━━ EXCERPTED DATA ━━

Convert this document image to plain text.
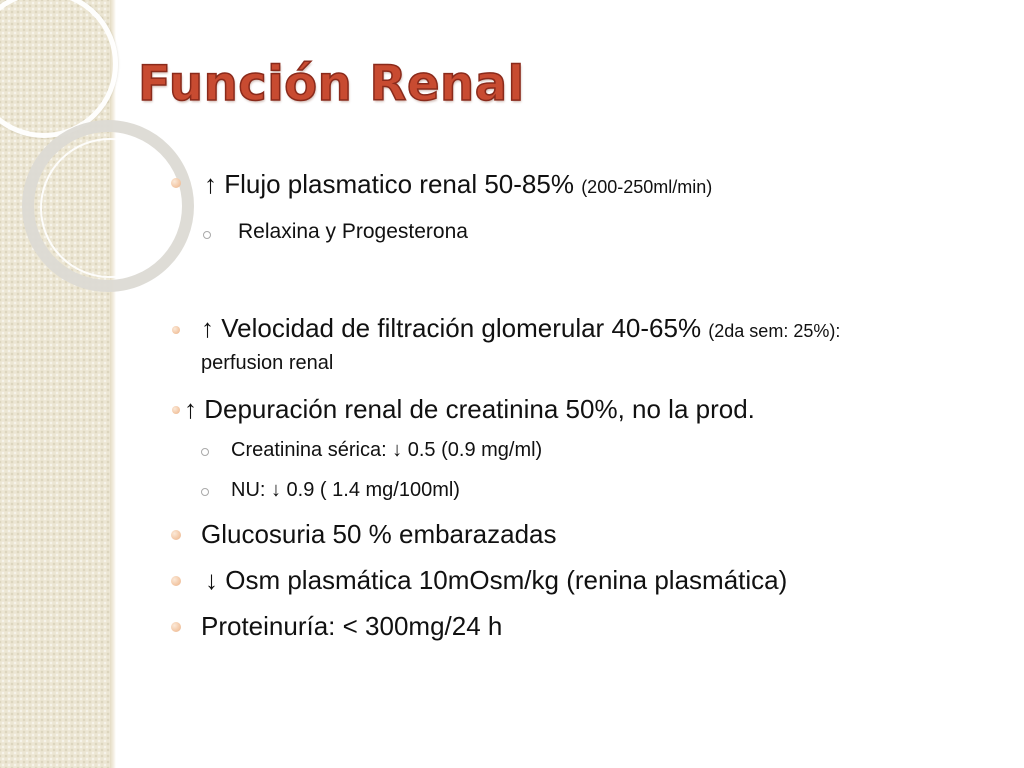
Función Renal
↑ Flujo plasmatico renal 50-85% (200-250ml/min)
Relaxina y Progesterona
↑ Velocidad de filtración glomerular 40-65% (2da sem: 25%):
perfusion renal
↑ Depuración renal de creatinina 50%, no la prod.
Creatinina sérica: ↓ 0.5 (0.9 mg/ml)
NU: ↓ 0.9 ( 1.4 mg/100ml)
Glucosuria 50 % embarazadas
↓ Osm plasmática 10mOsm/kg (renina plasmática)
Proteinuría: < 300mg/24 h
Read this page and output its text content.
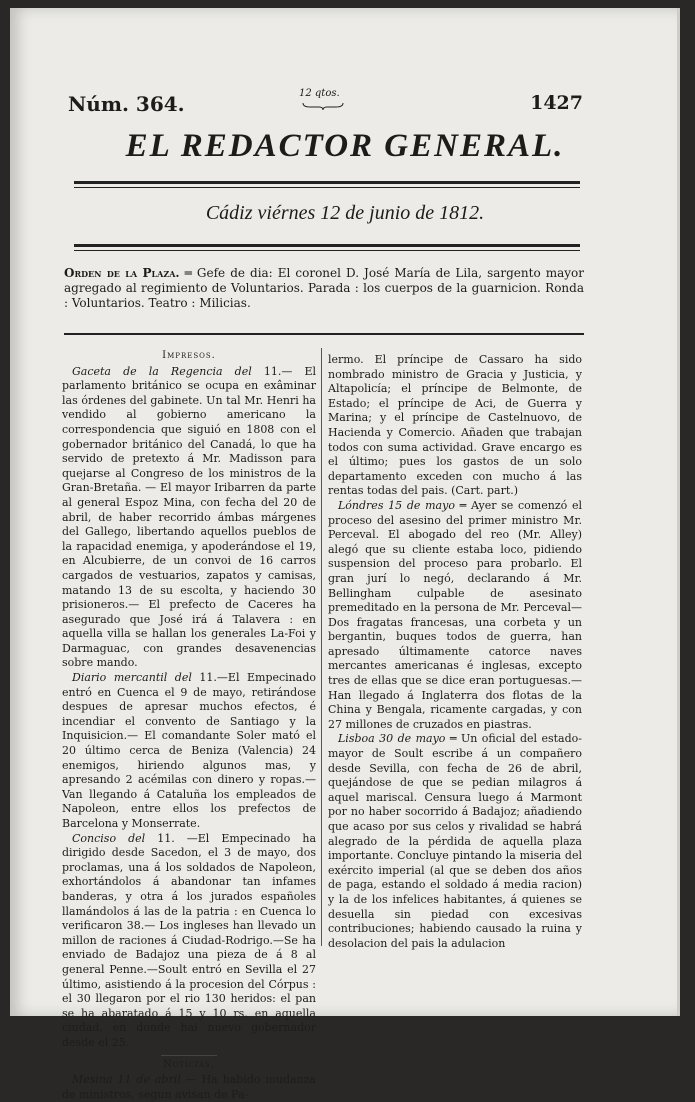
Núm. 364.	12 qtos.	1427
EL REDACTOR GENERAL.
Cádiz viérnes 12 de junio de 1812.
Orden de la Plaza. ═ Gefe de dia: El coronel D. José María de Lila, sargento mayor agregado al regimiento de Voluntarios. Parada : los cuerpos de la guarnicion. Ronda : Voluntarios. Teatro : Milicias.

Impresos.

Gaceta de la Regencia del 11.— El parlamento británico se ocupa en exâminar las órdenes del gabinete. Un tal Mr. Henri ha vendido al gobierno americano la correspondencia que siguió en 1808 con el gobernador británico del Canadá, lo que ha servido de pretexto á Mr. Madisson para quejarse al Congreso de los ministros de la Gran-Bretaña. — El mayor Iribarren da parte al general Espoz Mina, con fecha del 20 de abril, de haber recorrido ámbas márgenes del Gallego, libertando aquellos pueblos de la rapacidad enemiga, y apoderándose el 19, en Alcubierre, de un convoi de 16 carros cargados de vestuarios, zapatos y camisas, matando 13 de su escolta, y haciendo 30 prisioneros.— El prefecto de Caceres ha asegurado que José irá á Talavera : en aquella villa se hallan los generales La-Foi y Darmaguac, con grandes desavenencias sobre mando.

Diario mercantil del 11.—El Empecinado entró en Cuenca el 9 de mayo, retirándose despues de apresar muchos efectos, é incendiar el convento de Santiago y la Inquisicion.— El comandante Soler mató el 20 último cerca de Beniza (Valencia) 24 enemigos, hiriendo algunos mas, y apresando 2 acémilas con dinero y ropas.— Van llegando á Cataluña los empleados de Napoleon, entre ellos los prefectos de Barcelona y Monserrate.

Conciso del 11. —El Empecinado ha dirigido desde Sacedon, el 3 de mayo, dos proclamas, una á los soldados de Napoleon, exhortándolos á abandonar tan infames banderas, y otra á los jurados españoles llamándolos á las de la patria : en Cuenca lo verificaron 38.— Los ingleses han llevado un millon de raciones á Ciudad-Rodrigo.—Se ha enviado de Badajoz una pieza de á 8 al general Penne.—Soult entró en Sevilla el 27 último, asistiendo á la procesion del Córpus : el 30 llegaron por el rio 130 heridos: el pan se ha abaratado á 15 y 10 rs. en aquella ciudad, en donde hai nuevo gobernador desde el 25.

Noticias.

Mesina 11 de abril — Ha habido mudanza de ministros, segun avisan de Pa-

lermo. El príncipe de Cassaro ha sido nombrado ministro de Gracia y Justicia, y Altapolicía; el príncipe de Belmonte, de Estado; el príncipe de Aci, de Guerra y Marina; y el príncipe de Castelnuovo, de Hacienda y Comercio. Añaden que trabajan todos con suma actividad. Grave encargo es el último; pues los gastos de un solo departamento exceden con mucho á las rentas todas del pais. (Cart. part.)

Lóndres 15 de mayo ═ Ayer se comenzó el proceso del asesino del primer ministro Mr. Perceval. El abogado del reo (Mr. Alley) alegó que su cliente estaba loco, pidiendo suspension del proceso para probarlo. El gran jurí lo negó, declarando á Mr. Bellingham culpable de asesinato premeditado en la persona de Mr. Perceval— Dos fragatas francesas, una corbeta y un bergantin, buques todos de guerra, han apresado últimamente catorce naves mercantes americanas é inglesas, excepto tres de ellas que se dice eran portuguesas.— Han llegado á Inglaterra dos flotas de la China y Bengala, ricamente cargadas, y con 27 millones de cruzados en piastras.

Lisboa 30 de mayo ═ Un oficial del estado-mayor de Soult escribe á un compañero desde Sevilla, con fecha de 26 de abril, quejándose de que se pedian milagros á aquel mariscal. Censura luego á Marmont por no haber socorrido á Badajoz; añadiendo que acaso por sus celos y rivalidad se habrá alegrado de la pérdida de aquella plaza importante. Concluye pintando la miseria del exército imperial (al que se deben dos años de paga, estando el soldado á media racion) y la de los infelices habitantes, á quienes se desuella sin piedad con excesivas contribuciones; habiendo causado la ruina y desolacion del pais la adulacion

━━━
━━ EXCERPTED DATA ━━

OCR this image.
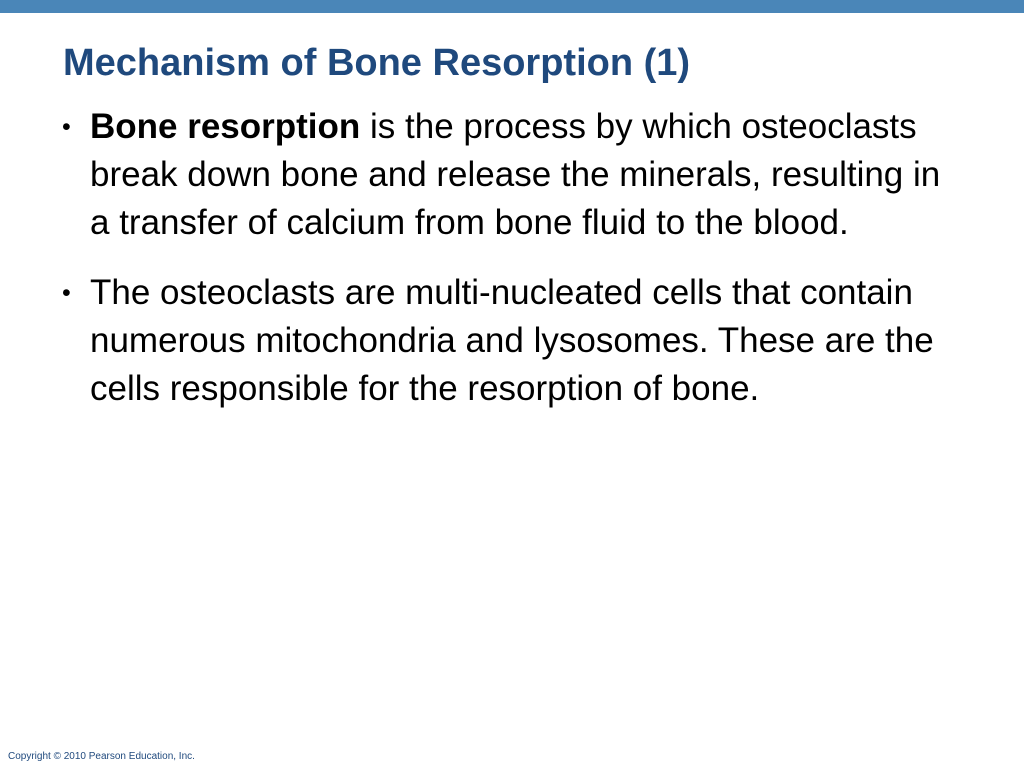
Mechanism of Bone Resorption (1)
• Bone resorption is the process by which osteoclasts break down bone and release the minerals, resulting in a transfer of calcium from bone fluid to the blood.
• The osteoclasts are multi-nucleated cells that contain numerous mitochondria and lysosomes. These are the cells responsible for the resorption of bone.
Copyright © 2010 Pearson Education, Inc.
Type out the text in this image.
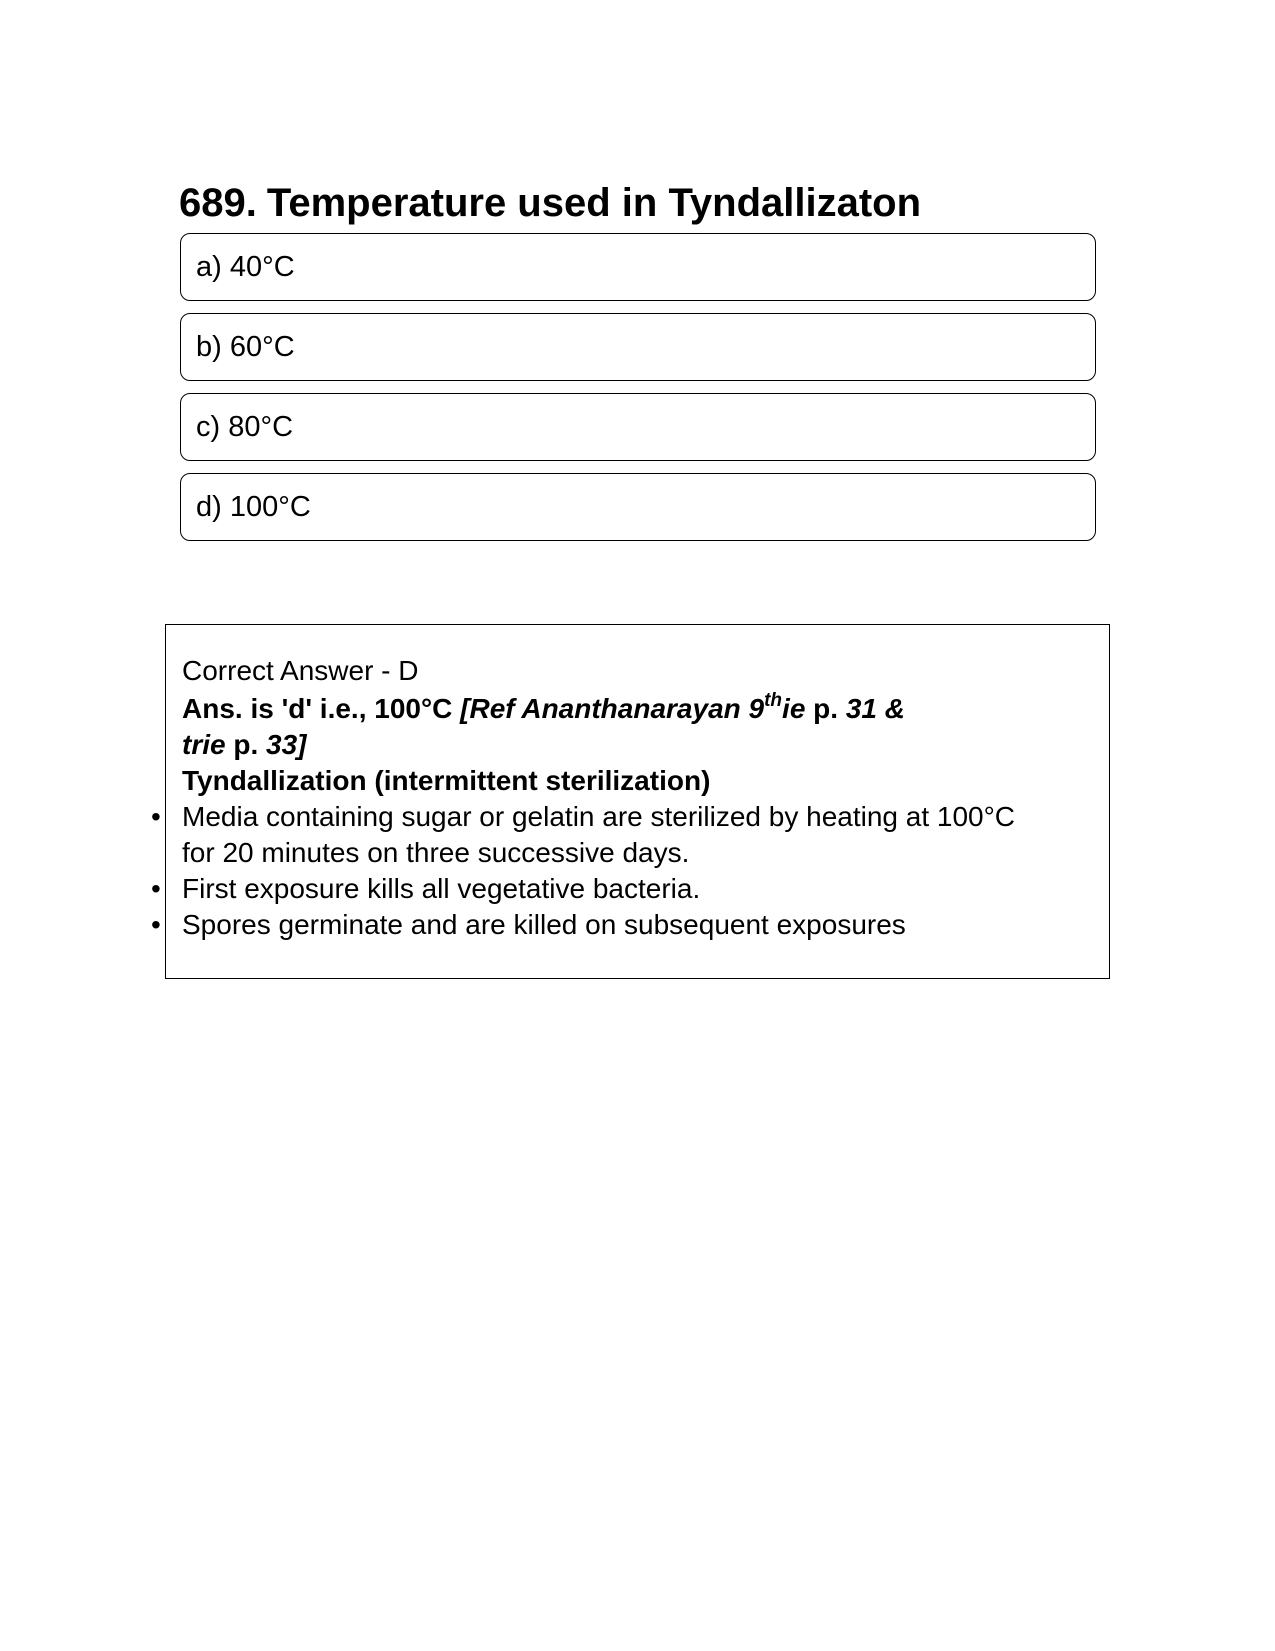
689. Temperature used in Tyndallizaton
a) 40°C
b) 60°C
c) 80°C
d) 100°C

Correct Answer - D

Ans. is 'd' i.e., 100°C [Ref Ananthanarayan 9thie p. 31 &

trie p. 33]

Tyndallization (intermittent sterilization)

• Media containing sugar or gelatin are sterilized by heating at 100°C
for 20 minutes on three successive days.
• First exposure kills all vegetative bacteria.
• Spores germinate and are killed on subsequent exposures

━━━

INSTRUCTIONS TO FOLLOW. Filter the records above for the string "this" and copy each matching line.

OUTPUT BELOW.
Convert this document image to plain text.
Read this page and output its text content.
OCR this image.
Type out the text in this image.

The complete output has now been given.